>> Begin Data lines
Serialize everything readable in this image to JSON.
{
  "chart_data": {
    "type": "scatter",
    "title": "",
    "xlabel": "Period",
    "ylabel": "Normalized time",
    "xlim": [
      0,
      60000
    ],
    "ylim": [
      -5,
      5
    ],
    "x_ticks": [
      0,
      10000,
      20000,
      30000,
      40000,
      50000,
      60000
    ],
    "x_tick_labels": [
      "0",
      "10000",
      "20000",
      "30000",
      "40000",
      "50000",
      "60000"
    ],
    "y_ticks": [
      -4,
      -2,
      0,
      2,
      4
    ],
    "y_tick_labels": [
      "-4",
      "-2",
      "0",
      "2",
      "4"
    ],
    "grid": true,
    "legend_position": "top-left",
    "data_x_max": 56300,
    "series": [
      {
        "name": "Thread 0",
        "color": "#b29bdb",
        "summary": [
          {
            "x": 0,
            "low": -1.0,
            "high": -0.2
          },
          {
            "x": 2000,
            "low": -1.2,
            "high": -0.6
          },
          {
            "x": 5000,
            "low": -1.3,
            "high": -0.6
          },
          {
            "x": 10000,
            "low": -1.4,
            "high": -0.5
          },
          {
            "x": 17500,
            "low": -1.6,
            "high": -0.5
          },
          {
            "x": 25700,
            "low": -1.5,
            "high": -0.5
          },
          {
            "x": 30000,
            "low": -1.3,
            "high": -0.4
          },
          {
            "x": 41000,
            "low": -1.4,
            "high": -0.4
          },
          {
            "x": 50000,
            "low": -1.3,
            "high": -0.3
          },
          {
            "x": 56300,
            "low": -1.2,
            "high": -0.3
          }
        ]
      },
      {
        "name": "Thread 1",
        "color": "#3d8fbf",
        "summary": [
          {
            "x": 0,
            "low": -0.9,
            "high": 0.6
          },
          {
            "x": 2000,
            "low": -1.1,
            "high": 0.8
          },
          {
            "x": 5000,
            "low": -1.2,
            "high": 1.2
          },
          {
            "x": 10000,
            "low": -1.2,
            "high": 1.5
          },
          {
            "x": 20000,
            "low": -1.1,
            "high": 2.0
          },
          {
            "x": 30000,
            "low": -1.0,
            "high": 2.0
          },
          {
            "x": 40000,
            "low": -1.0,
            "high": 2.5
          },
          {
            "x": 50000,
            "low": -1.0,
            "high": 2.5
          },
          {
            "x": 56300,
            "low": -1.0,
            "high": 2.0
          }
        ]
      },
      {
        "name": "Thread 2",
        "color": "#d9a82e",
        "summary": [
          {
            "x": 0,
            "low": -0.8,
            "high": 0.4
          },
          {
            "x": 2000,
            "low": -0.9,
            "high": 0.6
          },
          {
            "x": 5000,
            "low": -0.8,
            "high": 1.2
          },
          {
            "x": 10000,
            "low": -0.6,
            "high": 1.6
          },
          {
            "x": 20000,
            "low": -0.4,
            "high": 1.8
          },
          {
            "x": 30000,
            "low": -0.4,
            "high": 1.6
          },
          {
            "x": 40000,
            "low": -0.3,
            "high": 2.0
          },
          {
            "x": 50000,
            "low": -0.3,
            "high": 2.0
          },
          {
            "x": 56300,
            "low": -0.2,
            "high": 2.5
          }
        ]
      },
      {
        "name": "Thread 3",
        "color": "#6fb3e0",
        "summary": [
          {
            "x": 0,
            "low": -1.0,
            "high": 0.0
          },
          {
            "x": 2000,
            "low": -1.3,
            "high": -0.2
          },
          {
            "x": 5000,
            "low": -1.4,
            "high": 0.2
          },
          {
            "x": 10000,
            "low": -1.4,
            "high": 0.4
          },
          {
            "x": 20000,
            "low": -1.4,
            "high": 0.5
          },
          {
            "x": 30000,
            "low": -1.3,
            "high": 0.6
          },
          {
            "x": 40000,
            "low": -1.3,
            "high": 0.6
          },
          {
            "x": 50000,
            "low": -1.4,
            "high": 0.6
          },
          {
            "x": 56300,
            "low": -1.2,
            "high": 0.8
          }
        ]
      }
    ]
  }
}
>> End Data lines
## Exercise
Using the listing, collect all lines in which the string "color" is found.

## Solution to the exercise
        "color": "#b29bdb",
        "color": "#3d8fbf",
        "color": "#d9a82e",
        "color": "#6fb3e0",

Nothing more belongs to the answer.